* **Aim of the exercise**
Pick out every line with the word "cada" and copy it.

Saved entries:

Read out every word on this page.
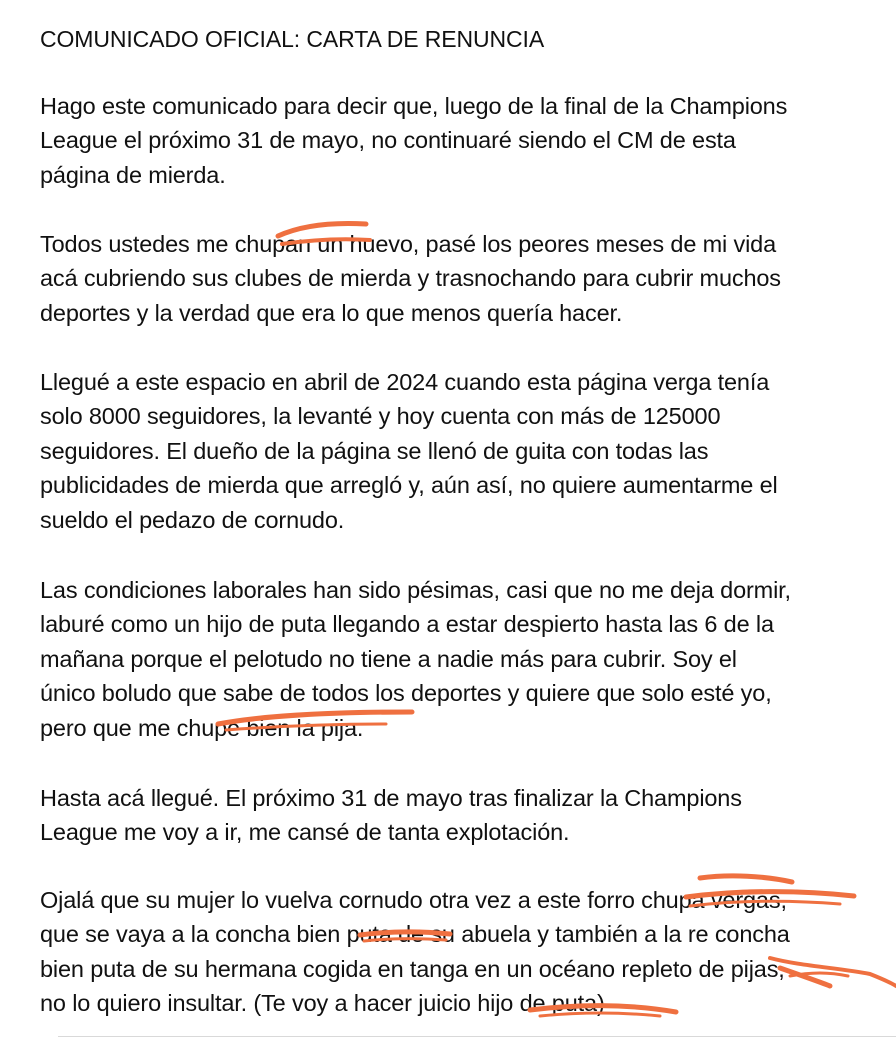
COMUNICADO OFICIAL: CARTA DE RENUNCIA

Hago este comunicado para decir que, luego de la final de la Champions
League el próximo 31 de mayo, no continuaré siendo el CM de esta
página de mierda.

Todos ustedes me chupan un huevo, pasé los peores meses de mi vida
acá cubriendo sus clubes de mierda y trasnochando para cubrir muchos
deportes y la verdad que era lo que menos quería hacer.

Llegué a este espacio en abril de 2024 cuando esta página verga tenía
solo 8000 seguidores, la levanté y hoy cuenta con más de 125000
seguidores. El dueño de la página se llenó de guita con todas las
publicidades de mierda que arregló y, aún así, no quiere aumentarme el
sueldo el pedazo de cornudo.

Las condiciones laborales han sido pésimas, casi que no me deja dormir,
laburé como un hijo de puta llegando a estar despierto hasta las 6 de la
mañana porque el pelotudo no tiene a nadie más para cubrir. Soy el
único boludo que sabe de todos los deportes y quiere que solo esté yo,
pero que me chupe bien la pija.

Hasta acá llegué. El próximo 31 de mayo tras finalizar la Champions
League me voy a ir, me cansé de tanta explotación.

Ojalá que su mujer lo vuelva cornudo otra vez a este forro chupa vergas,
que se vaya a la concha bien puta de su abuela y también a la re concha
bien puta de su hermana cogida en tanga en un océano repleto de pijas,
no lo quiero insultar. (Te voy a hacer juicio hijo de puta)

* * *

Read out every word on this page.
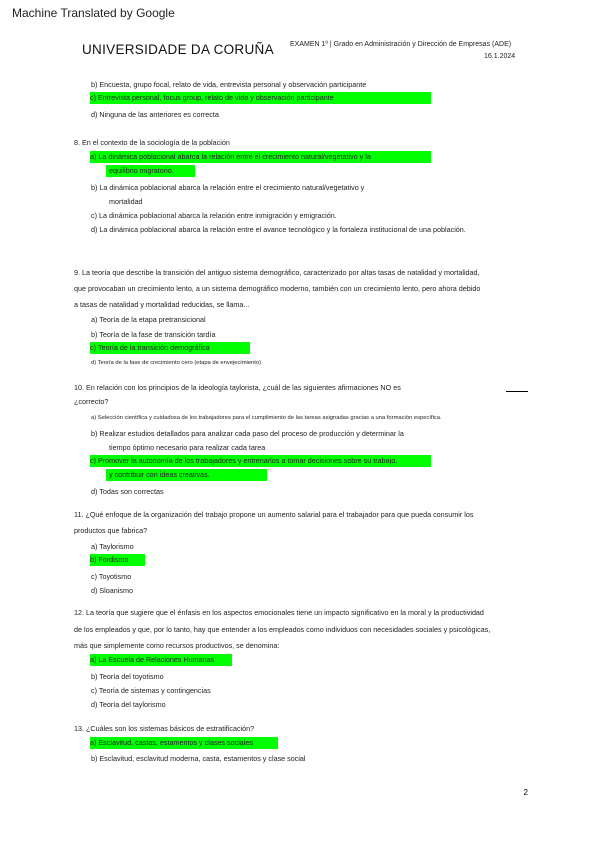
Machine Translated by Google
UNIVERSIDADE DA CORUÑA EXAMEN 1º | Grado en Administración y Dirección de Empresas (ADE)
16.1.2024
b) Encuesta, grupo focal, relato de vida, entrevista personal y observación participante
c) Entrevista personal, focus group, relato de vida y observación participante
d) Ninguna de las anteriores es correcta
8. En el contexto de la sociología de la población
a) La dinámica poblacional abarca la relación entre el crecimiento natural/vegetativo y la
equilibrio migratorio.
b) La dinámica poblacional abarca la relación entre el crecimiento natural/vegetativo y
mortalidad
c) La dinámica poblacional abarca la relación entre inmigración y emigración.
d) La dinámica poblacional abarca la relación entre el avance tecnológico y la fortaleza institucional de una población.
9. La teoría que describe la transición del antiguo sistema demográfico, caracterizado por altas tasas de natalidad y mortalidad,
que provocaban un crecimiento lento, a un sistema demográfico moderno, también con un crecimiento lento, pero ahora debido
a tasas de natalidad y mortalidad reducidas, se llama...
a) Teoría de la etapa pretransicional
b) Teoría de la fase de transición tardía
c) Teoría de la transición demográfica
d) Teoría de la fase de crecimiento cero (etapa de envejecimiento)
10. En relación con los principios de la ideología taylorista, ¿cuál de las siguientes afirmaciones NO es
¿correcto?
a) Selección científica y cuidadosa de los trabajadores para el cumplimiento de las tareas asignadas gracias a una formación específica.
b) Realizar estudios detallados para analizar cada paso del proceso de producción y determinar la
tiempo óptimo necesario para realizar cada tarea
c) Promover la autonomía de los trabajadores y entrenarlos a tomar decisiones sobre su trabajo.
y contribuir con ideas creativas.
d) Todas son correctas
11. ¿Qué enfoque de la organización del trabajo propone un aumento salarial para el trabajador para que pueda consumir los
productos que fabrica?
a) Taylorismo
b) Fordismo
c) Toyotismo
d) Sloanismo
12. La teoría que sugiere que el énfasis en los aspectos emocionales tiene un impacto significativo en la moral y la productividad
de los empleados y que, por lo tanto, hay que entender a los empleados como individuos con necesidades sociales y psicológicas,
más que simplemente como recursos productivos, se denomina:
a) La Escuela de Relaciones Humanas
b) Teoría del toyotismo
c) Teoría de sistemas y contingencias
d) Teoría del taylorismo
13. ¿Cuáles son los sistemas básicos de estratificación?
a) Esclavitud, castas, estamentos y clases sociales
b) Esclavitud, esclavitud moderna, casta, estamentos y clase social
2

* **Completed exercise**
b) Realizar estudios detallados para analizar cada paso del proceso de producción y determinar la
tiempo óptimo necesario para realizar cada tarea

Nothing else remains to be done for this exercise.